= Stored records =
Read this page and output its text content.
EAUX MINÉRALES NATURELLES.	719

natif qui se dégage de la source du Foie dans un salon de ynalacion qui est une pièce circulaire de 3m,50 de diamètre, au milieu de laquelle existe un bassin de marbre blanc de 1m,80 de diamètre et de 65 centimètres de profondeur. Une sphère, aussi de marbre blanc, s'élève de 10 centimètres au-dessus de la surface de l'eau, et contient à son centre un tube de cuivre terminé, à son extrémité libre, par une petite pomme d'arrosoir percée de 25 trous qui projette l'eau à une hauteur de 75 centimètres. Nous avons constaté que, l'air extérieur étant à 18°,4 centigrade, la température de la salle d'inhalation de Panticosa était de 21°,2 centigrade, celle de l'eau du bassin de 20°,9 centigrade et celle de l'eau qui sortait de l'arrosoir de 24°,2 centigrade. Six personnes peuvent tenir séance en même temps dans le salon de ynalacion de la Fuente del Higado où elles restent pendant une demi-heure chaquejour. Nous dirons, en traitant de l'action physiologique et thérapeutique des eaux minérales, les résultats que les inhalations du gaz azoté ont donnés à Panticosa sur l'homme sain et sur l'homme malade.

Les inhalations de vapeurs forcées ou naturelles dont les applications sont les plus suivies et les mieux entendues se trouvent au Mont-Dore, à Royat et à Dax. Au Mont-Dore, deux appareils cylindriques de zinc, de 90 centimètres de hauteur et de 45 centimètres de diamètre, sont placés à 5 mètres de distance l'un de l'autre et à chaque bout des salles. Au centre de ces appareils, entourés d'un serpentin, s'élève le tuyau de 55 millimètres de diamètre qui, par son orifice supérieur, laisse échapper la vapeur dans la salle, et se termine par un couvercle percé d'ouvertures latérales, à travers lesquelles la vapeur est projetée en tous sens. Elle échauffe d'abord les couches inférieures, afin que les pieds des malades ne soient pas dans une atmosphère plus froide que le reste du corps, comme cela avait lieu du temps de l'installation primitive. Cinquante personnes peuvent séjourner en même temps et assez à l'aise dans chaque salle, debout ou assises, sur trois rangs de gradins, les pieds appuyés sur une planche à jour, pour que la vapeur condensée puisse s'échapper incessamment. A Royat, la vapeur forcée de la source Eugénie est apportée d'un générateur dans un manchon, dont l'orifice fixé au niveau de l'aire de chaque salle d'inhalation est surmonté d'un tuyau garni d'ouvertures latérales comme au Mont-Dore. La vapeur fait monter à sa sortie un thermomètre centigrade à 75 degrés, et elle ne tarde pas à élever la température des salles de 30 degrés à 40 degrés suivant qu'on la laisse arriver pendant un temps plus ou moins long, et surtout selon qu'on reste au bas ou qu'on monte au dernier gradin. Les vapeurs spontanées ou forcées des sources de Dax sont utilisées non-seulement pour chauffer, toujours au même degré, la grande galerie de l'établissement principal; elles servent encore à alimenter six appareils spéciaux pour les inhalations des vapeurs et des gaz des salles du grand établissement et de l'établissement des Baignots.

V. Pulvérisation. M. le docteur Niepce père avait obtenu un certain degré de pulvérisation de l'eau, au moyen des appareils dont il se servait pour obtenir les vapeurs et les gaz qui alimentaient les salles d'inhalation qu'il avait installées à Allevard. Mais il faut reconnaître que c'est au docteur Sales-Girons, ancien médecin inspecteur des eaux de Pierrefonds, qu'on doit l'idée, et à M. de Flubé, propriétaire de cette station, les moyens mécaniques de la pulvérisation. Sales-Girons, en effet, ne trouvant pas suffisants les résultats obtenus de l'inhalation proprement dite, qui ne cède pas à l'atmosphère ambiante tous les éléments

= Goal =
Repeat each record exactly. Omit nothing.

= The reply =
Read this page and output its text content.
EAUX MINÉRALES NATURELLES.	719

natif qui se dégage de la source du Foie dans un salon de ynalacion qui est une pièce circulaire de 3m,50 de diamètre, au milieu de laquelle existe un bassin de marbre blanc de 1m,80 de diamètre et de 65 centimètres de profondeur. Une sphère, aussi de marbre blanc, s'élève de 10 centimètres au-dessus de la surface de l'eau, et contient à son centre un tube de cuivre terminé, à son extrémité libre, par une petite pomme d'arrosoir percée de 25 trous qui projette l'eau à une hauteur de 75 centimètres. Nous avons constaté que, l'air extérieur étant à 18°,4 centigrade, la température de la salle d'inhalation de Panticosa était de 21°,2 centigrade, celle de l'eau du bassin de 20°,9 centigrade et celle de l'eau qui sortait de l'arrosoir de 24°,2 centigrade. Six personnes peuvent tenir séance en même temps dans le salon de ynalacion de la Fuente del Higado où elles restent pendant une demi-heure chaquejour. Nous dirons, en traitant de l'action physiologique et thérapeutique des eaux minérales, les résultats que les inhalations du gaz azoté ont donnés à Panticosa sur l'homme sain et sur l'homme malade.

Les inhalations de vapeurs forcées ou naturelles dont les applications sont les plus suivies et les mieux entendues se trouvent au Mont-Dore, à Royat et à Dax. Au Mont-Dore, deux appareils cylindriques de zinc, de 90 centimètres de hauteur et de 45 centimètres de diamètre, sont placés à 5 mètres de distance l'un de l'autre et à chaque bout des salles. Au centre de ces appareils, entourés d'un serpentin, s'élève le tuyau de 55 millimètres de diamètre qui, par son orifice supérieur, laisse échapper la vapeur dans la salle, et se termine par un couvercle percé d'ouvertures latérales, à travers lesquelles la vapeur est projetée en tous sens. Elle échauffe d'abord les couches inférieures, afin que les pieds des malades ne soient pas dans une atmosphère plus froide que le reste du corps, comme cela avait lieu du temps de l'installation primitive. Cinquante personnes peuvent séjourner en même temps et assez à l'aise dans chaque salle, debout ou assises, sur trois rangs de gradins, les pieds appuyés sur une planche à jour, pour que la vapeur condensée puisse s'échapper incessamment. A Royat, la vapeur forcée de la source Eugénie est apportée d'un générateur dans un manchon, dont l'orifice fixé au niveau de l'aire de chaque salle d'inhalation est surmonté d'un tuyau garni d'ouvertures latérales comme au Mont-Dore. La vapeur fait monter à sa sortie un thermomètre centigrade à 75 degrés, et elle ne tarde pas à élever la température des salles de 30 degrés à 40 degrés suivant qu'on la laisse arriver pendant un temps plus ou moins long, et surtout selon qu'on reste au bas ou qu'on monte au dernier gradin. Les vapeurs spontanées ou forcées des sources de Dax sont utilisées non-seulement pour chauffer, toujours au même degré, la grande galerie de l'établissement principal; elles servent encore à alimenter six appareils spéciaux pour les inhalations des vapeurs et des gaz des salles du grand établissement et de l'établissement des Baignots.

V. Pulvérisation. M. le docteur Niepce père avait obtenu un certain degré de pulvérisation de l'eau, au moyen des appareils dont il se servait pour obtenir les vapeurs et les gaz qui alimentaient les salles d'inhalation qu'il avait installées à Allevard. Mais il faut reconnaître que c'est au docteur Sales-Girons, ancien médecin inspecteur des eaux de Pierrefonds, qu'on doit l'idée, et à M. de Flubé, propriétaire de cette station, les moyens mécaniques de la pulvérisation. Sales-Girons, en effet, ne trouvant pas suffisants les résultats obtenus de l'inhalation proprement dite, qui ne cède pas à l'atmosphère ambiante tous les éléments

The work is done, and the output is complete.